* **Challenge**:
Among the entries, which lines carry the string "labels"? Copy each of them.

-- begin --

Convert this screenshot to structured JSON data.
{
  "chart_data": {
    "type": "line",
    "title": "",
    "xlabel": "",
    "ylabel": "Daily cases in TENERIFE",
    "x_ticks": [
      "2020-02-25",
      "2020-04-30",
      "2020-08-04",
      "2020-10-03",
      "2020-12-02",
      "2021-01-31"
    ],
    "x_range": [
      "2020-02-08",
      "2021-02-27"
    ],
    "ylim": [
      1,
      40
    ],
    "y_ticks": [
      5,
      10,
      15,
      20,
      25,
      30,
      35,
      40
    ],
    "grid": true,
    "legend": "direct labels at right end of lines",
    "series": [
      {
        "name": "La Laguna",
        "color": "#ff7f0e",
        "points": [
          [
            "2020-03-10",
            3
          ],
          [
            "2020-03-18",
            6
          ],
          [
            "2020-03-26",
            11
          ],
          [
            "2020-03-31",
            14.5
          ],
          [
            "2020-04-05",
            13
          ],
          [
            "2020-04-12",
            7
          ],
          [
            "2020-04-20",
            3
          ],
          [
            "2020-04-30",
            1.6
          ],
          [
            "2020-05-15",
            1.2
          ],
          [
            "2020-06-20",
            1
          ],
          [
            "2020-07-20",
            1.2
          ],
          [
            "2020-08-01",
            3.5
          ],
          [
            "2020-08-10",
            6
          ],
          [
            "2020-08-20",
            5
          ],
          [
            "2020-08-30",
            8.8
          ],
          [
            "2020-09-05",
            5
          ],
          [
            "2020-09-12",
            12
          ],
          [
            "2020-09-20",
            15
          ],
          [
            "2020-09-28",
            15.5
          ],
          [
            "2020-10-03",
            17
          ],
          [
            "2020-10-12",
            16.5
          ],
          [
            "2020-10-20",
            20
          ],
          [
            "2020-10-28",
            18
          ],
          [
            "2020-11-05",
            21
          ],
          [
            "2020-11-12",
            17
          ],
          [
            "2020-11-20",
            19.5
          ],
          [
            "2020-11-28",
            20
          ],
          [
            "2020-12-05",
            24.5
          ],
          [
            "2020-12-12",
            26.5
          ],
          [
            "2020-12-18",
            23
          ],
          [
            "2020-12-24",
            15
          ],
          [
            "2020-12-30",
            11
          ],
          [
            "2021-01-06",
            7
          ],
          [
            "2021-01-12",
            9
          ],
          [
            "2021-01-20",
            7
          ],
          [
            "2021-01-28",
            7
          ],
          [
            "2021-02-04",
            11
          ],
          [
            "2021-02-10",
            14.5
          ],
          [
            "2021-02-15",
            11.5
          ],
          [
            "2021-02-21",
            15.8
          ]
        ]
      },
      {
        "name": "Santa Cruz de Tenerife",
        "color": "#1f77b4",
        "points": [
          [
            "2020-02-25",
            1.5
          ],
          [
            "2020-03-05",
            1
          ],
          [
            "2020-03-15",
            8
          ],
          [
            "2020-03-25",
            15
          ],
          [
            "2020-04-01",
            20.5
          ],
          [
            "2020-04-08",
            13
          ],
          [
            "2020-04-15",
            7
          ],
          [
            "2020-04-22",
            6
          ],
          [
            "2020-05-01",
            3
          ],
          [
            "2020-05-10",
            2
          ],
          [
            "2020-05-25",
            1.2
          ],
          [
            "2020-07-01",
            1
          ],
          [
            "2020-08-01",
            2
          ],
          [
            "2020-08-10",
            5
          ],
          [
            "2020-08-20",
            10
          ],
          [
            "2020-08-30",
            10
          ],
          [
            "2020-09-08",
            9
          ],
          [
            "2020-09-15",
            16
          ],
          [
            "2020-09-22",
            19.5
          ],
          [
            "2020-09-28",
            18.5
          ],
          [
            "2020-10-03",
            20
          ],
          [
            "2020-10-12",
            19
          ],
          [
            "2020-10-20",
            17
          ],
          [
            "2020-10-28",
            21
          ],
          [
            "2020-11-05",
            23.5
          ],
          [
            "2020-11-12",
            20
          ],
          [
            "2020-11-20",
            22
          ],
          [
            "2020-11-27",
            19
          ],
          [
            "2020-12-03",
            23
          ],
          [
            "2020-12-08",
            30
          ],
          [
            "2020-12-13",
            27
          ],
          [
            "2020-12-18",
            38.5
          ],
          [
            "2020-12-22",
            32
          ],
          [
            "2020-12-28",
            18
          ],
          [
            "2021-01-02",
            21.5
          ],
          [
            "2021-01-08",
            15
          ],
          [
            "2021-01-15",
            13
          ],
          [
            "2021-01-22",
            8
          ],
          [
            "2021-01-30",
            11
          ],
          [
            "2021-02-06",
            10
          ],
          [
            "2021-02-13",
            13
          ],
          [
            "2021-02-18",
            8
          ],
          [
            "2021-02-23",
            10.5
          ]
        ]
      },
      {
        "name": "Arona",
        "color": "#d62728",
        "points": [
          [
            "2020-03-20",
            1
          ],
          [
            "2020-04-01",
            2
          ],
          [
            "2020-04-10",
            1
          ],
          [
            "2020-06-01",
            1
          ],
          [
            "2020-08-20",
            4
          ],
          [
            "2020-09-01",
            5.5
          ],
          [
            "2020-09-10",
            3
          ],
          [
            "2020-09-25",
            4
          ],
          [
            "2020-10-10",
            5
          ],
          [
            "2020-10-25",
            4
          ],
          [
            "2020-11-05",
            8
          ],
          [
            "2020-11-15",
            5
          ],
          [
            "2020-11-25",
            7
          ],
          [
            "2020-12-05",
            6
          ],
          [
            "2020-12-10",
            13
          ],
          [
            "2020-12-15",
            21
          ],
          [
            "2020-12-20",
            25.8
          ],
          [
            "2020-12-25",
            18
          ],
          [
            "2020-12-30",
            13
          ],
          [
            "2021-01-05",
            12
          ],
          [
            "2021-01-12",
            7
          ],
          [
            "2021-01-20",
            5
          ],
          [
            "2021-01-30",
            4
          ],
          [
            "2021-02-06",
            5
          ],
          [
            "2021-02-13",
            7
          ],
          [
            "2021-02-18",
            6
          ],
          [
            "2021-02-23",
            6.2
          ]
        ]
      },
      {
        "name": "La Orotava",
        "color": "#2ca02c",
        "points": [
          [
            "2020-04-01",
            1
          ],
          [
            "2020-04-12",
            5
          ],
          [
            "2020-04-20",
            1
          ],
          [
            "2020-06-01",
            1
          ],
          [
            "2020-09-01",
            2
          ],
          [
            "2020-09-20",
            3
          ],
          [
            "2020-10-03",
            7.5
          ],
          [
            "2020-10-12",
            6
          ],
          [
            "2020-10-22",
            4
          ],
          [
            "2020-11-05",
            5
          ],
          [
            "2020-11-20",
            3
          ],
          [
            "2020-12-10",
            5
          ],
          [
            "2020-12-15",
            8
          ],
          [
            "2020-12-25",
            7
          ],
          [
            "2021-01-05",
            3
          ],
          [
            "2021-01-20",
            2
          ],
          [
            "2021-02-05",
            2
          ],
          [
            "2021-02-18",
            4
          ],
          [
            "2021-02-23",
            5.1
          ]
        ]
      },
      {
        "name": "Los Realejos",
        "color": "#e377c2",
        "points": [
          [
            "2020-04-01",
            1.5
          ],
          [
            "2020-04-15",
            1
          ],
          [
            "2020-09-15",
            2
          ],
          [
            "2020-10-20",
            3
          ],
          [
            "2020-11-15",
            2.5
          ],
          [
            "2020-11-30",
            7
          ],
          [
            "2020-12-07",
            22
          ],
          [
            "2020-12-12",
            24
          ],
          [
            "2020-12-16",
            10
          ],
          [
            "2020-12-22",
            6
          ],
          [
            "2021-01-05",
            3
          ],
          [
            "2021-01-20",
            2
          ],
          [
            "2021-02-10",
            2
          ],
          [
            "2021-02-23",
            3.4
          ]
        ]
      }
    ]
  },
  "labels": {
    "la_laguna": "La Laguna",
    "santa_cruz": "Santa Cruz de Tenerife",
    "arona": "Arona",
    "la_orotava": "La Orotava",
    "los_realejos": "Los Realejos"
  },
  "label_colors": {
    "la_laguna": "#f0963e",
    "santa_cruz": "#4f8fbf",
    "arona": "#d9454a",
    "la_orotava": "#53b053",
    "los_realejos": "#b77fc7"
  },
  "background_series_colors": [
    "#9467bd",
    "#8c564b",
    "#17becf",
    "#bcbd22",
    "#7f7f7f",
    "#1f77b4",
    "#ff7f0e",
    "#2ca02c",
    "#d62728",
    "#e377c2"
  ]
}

-- end --

* **In response**:
    "legend": "direct labels at right end of lines",
  "labels": {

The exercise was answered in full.